> _Set task_
Reproduce every entry below precisely. Pictures are excluded from the copy.

(Collected data entries)
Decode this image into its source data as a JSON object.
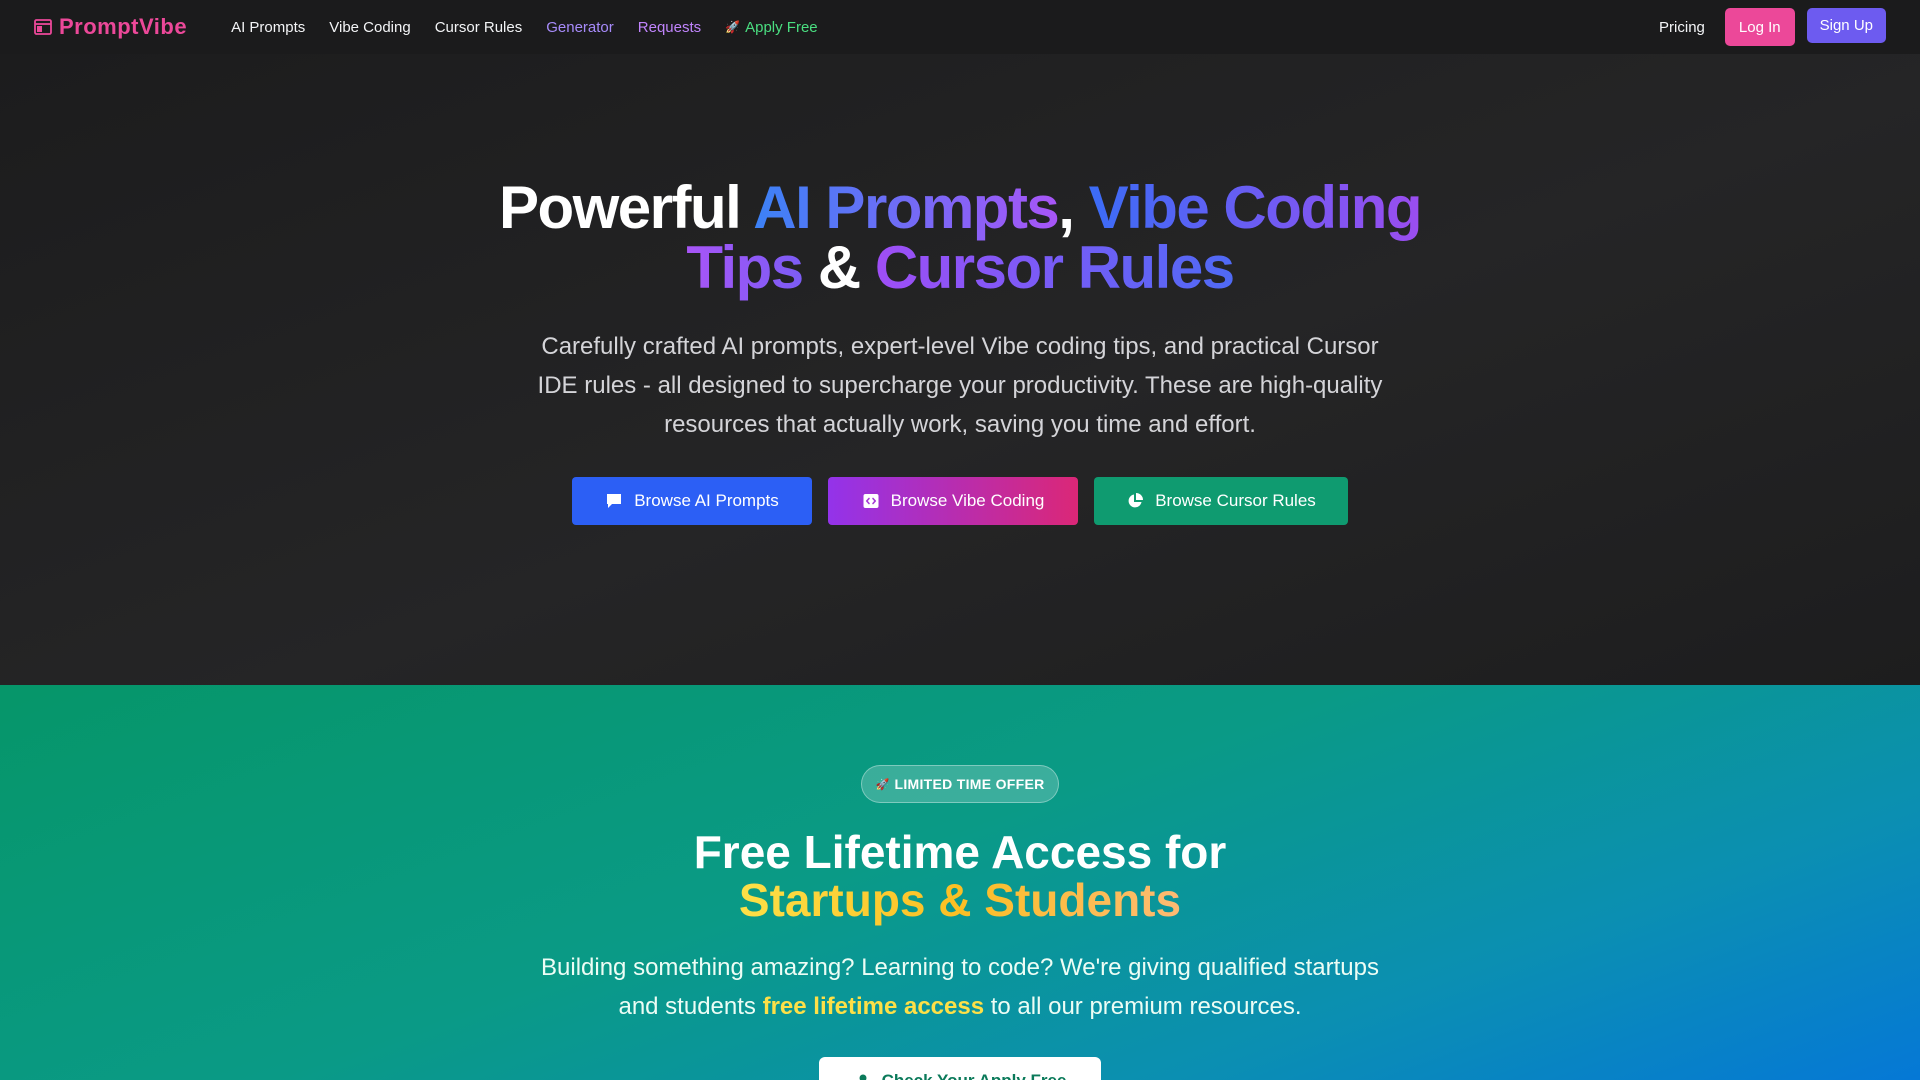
{
  "nav": {
    "logo": "PromptVibe",
    "links": [
      {
        "label": "AI Prompts",
        "icon": ""
      },
      {
        "label": "Vibe Coding",
        "icon": ""
      },
      {
        "label": "Cursor Rules",
        "icon": ""
      },
      {
        "label": "Generator",
        "icon": ""
      },
      {
        "label": "Requests",
        "icon": ""
      },
      {
        "label": "Apply Free",
        "icon": "rocket-icon"
      }
    ],
    "pricing": "Pricing",
    "login": "Log In",
    "signup": "Sign Up"
  },
  "hero": {
    "title_word1": "Powerful ",
    "title_ai_prompts": "AI Prompts",
    "title_comma": ", ",
    "title_vibe_coding": "Vibe Coding",
    "title_tips": "Tips",
    "title_amp": " & ",
    "title_cursor_rules": "Cursor Rules",
    "subtitle": "Carefully crafted AI prompts, expert-level Vibe coding tips, and practical Cursor IDE rules - all designed to supercharge your productivity. These are high-quality resources that actually work, saving you time and effort.",
    "buttons": [
      {
        "label": "Browse AI Prompts",
        "icon": "chat-bubble-icon"
      },
      {
        "label": "Browse Vibe Coding",
        "icon": "code-icon"
      },
      {
        "label": "Browse Cursor Rules",
        "icon": "pie-chart-icon"
      }
    ]
  },
  "offer": {
    "badge": "LIMITED TIME OFFER",
    "badge_icon": "rocket-icon",
    "title_line1": "Free Lifetime Access for",
    "title_line2": "Startups & Students",
    "subtitle_before": "Building something amazing? Learning to code? We're giving qualified startups and students ",
    "subtitle_highlight": "free lifetime access",
    "subtitle_after": " to all our premium resources.",
    "cta": "Check Your Apply Free",
    "cta_icon": "user-icon"
  },
  "colors": {
    "brand_pink": "#ec4899",
    "signup_purple": "#6d5bf0",
    "blue_button": "#2c5ff5",
    "green_button": "#0f9b70",
    "highlight_yellow": "#fde047"
  }
}
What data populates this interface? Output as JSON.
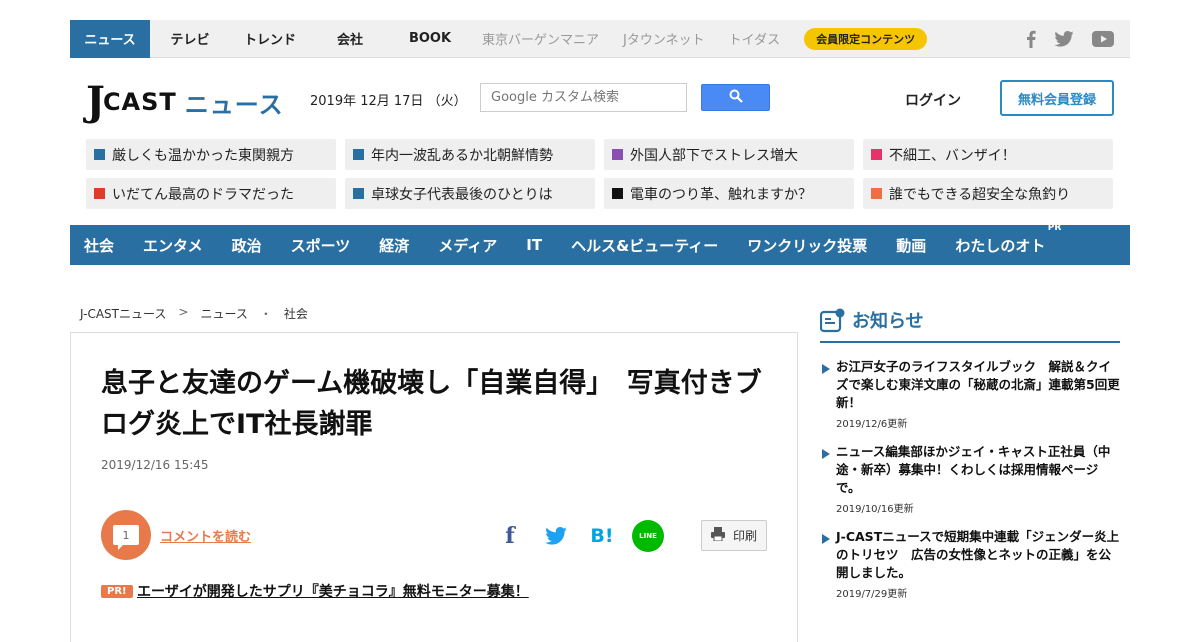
{
  "topbar": {
    "tabs": [
      "ニュース",
      "テレビ",
      "トレンド",
      "会社",
      "BOOK"
    ],
    "sublinks": [
      "東京バーゲンマニア",
      "Jタウンネット",
      "トイダス"
    ],
    "member_label": "会員限定コンテンツ",
    "social_icons": [
      "facebook-icon",
      "twitter-icon",
      "youtube-icon"
    ]
  },
  "header": {
    "logo_j": "J",
    "logo_cast": "CAST",
    "logo_news": "ニュース",
    "date": "2019年 12月 17日 （火）",
    "search_placeholder": "Google カスタム検索",
    "login_label": "ログイン",
    "register_label": "無料会員登録"
  },
  "topics": [
    {
      "label": "厳しくも温かかった東関親方",
      "color": "#2a6fa1"
    },
    {
      "label": "年内一波乱あるか北朝鮮情勢",
      "color": "#2a6fa1"
    },
    {
      "label": "外国人部下でストレス増大",
      "color": "#8a4fb0"
    },
    {
      "label": "不細工、バンザイ！",
      "color": "#e8336a"
    },
    {
      "label": "いだてん最高のドラマだった",
      "color": "#e03a2a"
    },
    {
      "label": "卓球女子代表最後のひとりは",
      "color": "#2a6fa1"
    },
    {
      "label": "電車のつり革、触れますか？",
      "color": "#111111"
    },
    {
      "label": "誰でもできる超安全な魚釣り",
      "color": "#ee7040"
    }
  ],
  "categories": [
    "社会",
    "エンタメ",
    "政治",
    "スポーツ",
    "経済",
    "メディア",
    "IT",
    "ヘルス&ビューティー",
    "ワンクリック投票",
    "動画",
    "わたしのオト"
  ],
  "category_pr_badge": "PR",
  "breadcrumb": {
    "items": [
      "J-CASTニュース",
      "ニュース",
      "社会"
    ],
    "separators": [
      ">",
      "・"
    ]
  },
  "article": {
    "title": "息子と友達のゲーム機破壊し「自業自得」　写真付きブログ炎上でIT社長謝罪",
    "published": "2019/12/16 15:45",
    "comment_count": "1",
    "comment_label": "コメントを読む",
    "share_fb": "f",
    "share_hb": "B!",
    "share_line": "LINE",
    "print_label": "印刷",
    "pr_badge": "PR!",
    "pr_text": "エーザイが開発したサプリ『美チョコラ』無料モニター募集！"
  },
  "sidebar": {
    "title": "お知らせ",
    "notices": [
      {
        "text": "お江戸女子のライフスタイルブック　解説＆クイズで楽しむ東洋文庫の「秘蔵の北斎」連載第5回更新！",
        "date": "2019/12/6更新"
      },
      {
        "text": "ニュース編集部ほかジェイ・キャスト正社員（中途・新卒）募集中！くわしくは採用情報ページで。",
        "date": "2019/10/16更新"
      },
      {
        "text": "J-CASTニュースで短期集中連載「ジェンダー炎上のトリセツ　広告の女性像とネットの正義」を公開しました。",
        "date": "2019/7/29更新"
      }
    ]
  },
  "colors": {
    "brand_blue": "#2a6fa1",
    "accent_orange": "#e8794a",
    "member_yellow": "#f5c600"
  }
}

> _Task answer_
Decode this image into its source data as a JSON object.
{
  "nav": {
    "logo": "PromptVibe",
    "links": [
      {
        "label": "AI Prompts",
        "icon": ""
      },
      {
        "label": "Vibe Coding",
        "icon": ""
      },
      {
        "label": "Cursor Rules",
        "icon": ""
      },
      {
        "label": "Generator",
        "icon": ""
      },
      {
        "label": "Requests",
        "icon": ""
      },
      {
        "label": "Apply Free",
        "icon": "rocket-icon"
      }
    ],
    "pricing": "Pricing",
    "login": "Log In",
    "signup": "Sign Up"
  },
  "hero": {
    "title_word1": "Powerful ",
    "title_ai_prompts": "AI Prompts",
    "title_comma": ", ",
    "title_vibe_coding": "Vibe Coding",
    "title_tips": "Tips",
    "title_amp": " & ",
    "title_cursor_rules": "Cursor Rules",
    "subtitle": "Carefully crafted AI prompts, expert-level Vibe coding tips, and practical Cursor IDE rules - all designed to supercharge your productivity. These are high-quality resources that actually work, saving you time and effort.",
    "buttons": [
      {
        "label": "Browse AI Prompts",
        "icon": "chat-bubble-icon"
      },
      {
        "label": "Browse Vibe Coding",
        "icon": "code-icon"
      },
      {
        "label": "Browse Cursor Rules",
        "icon": "pie-chart-icon"
      }
    ]
  },
  "offer": {
    "badge": "LIMITED TIME OFFER",
    "badge_icon": "rocket-icon",
    "title_line1": "Free Lifetime Access for",
    "title_line2": "Startups & Students",
    "subtitle_before": "Building something amazing? Learning to code? We're giving qualified startups and students ",
    "subtitle_highlight": "free lifetime access",
    "subtitle_after": " to all our premium resources.",
    "cta": "Check Your Apply Free",
    "cta_icon": "user-icon"
  },
  "colors": {
    "brand_pink": "#ec4899",
    "signup_purple": "#6d5bf0",
    "blue_button": "#2c5ff5",
    "green_button": "#0f9b70",
    "highlight_yellow": "#fde047"
  }
}
What data populates this interface? Output as JSON.
{
  "topbar": {
    "tabs": [
      "ニュース",
      "テレビ",
      "トレンド",
      "会社",
      "BOOK"
    ],
    "sublinks": [
      "東京バーゲンマニア",
      "Jタウンネット",
      "トイダス"
    ],
    "member_label": "会員限定コンテンツ",
    "social_icons": [
      "facebook-icon",
      "twitter-icon",
      "youtube-icon"
    ]
  },
  "header": {
    "logo_j": "J",
    "logo_cast": "CAST",
    "logo_news": "ニュース",
    "date": "2019年 12月 17日 （火）",
    "search_placeholder": "Google カスタム検索",
    "login_label": "ログイン",
    "register_label": "無料会員登録"
  },
  "topics": [
    {
      "label": "厳しくも温かかった東関親方",
      "color": "#2a6fa1"
    },
    {
      "label": "年内一波乱あるか北朝鮮情勢",
      "color": "#2a6fa1"
    },
    {
      "label": "外国人部下でストレス増大",
      "color": "#8a4fb0"
    },
    {
      "label": "不細工、バンザイ！",
      "color": "#e8336a"
    },
    {
      "label": "いだてん最高のドラマだった",
      "color": "#e03a2a"
    },
    {
      "label": "卓球女子代表最後のひとりは",
      "color": "#2a6fa1"
    },
    {
      "label": "電車のつり革、触れますか？",
      "color": "#111111"
    },
    {
      "label": "誰でもできる超安全な魚釣り",
      "color": "#ee7040"
    }
  ],
  "categories": [
    "社会",
    "エンタメ",
    "政治",
    "スポーツ",
    "経済",
    "メディア",
    "IT",
    "ヘルス&ビューティー",
    "ワンクリック投票",
    "動画",
    "わたしのオト"
  ],
  "category_pr_badge": "PR",
  "breadcrumb": {
    "items": [
      "J-CASTニュース",
      "ニュース",
      "社会"
    ],
    "separators": [
      ">",
      "・"
    ]
  },
  "article": {
    "title": "息子と友達のゲーム機破壊し「自業自得」　写真付きブログ炎上でIT社長謝罪",
    "published": "2019/12/16 15:45",
    "comment_count": "1",
    "comment_label": "コメントを読む",
    "share_fb": "f",
    "share_hb": "B!",
    "share_line": "LINE",
    "print_label": "印刷",
    "pr_badge": "PR!",
    "pr_text": "エーザイが開発したサプリ『美チョコラ』無料モニター募集！"
  },
  "sidebar": {
    "title": "お知らせ",
    "notices": [
      {
        "text": "お江戸女子のライフスタイルブック　解説＆クイズで楽しむ東洋文庫の「秘蔵の北斎」連載第5回更新！",
        "date": "2019/12/6更新"
      },
      {
        "text": "ニュース編集部ほかジェイ・キャスト正社員（中途・新卒）募集中！くわしくは採用情報ページで。",
        "date": "2019/10/16更新"
      },
      {
        "text": "J-CASTニュースで短期集中連載「ジェンダー炎上のトリセツ　広告の女性像とネットの正義」を公開しました。",
        "date": "2019/7/29更新"
      }
    ]
  },
  "colors": {
    "brand_blue": "#2a6fa1",
    "accent_orange": "#e8794a",
    "member_yellow": "#f5c600"
  }
}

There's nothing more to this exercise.